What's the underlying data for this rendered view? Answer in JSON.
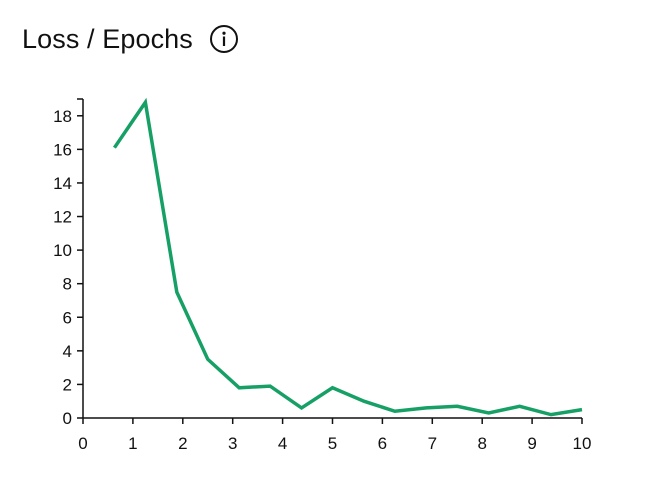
{
  "header": {
    "title": "Loss / Epochs",
    "info_icon": "info-circle-icon"
  },
  "chart_data": {
    "type": "line",
    "title": "Loss / Epochs",
    "xlabel": "",
    "ylabel": "",
    "xlim": [
      0,
      10
    ],
    "ylim": [
      0,
      19
    ],
    "x_ticks": [
      0,
      1,
      2,
      3,
      4,
      5,
      6,
      7,
      8,
      9,
      10
    ],
    "y_ticks": [
      0,
      2,
      4,
      6,
      8,
      10,
      12,
      14,
      16,
      18
    ],
    "grid": false,
    "legend": "none",
    "series": [
      {
        "color": "#16a065",
        "x": [
          0.63,
          1.25,
          1.88,
          2.5,
          3.13,
          3.75,
          4.38,
          5.0,
          5.63,
          6.25,
          6.88,
          7.5,
          8.13,
          8.75,
          9.38,
          10.0
        ],
        "values": [
          16.1,
          18.8,
          7.5,
          3.5,
          1.8,
          1.9,
          0.6,
          1.8,
          1.0,
          0.4,
          0.6,
          0.7,
          0.3,
          0.7,
          0.2,
          0.5
        ]
      }
    ]
  }
}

···

§ **Exercise task**: Repeat the data exactly, without the pictures.

§ **Full solution**:
What's the underlying data for this rendered view? Answer in JSON.
{
  "header": {
    "title": "Loss / Epochs",
    "info_icon": "info-circle-icon"
  },
  "chart_data": {
    "type": "line",
    "title": "Loss / Epochs",
    "xlabel": "",
    "ylabel": "",
    "xlim": [
      0,
      10
    ],
    "ylim": [
      0,
      19
    ],
    "x_ticks": [
      0,
      1,
      2,
      3,
      4,
      5,
      6,
      7,
      8,
      9,
      10
    ],
    "y_ticks": [
      0,
      2,
      4,
      6,
      8,
      10,
      12,
      14,
      16,
      18
    ],
    "grid": false,
    "legend": "none",
    "series": [
      {
        "color": "#16a065",
        "x": [
          0.63,
          1.25,
          1.88,
          2.5,
          3.13,
          3.75,
          4.38,
          5.0,
          5.63,
          6.25,
          6.88,
          7.5,
          8.13,
          8.75,
          9.38,
          10.0
        ],
        "values": [
          16.1,
          18.8,
          7.5,
          3.5,
          1.8,
          1.9,
          0.6,
          1.8,
          1.0,
          0.4,
          0.6,
          0.7,
          0.3,
          0.7,
          0.2,
          0.5
        ]
      }
    ]
  }
}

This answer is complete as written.